YOUR GOAL: Your task is to copy each line that has the word "Teaching".

RECORDS TO USE:
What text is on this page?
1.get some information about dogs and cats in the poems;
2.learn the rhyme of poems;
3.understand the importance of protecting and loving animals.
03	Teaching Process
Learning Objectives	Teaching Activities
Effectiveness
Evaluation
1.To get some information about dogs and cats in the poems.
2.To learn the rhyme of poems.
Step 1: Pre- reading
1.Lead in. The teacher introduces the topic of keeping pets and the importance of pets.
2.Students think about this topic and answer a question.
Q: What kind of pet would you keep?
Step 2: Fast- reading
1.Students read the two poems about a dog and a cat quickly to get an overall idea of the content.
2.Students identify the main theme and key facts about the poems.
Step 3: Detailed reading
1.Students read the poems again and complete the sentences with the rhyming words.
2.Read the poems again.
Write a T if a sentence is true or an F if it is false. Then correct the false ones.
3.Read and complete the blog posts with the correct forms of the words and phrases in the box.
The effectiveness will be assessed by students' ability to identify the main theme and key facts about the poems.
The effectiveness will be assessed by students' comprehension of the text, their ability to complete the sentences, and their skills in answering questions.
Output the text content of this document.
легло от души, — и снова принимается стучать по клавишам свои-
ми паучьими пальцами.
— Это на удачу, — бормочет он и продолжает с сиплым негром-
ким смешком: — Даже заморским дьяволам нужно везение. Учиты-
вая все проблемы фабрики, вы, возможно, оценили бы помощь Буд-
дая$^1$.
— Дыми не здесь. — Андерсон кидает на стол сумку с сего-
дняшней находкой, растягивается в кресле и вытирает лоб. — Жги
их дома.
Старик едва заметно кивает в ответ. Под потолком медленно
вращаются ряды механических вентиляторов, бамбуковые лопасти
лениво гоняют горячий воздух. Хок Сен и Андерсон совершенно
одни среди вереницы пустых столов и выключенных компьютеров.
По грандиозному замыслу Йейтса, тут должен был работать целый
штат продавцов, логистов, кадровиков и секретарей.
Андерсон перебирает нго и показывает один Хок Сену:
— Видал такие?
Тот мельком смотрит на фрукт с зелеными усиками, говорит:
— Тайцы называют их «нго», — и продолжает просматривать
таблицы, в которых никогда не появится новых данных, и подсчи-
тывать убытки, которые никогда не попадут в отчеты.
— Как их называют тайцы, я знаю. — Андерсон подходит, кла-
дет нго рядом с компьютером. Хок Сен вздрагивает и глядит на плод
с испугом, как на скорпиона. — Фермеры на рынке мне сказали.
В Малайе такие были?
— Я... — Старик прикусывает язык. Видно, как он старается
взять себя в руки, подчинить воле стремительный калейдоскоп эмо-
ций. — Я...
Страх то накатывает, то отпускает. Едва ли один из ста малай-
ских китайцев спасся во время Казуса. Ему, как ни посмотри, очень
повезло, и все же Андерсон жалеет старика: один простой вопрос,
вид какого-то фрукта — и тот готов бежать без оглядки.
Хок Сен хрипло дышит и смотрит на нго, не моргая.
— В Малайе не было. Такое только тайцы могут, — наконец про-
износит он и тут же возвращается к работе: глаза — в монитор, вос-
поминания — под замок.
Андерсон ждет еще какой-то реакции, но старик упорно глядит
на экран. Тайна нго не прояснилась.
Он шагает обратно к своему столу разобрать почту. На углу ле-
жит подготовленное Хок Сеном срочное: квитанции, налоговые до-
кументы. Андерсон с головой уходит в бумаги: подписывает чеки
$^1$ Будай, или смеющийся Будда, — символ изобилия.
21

ANSWER:
03	Teaching Process
Learning Objectives	Teaching Activities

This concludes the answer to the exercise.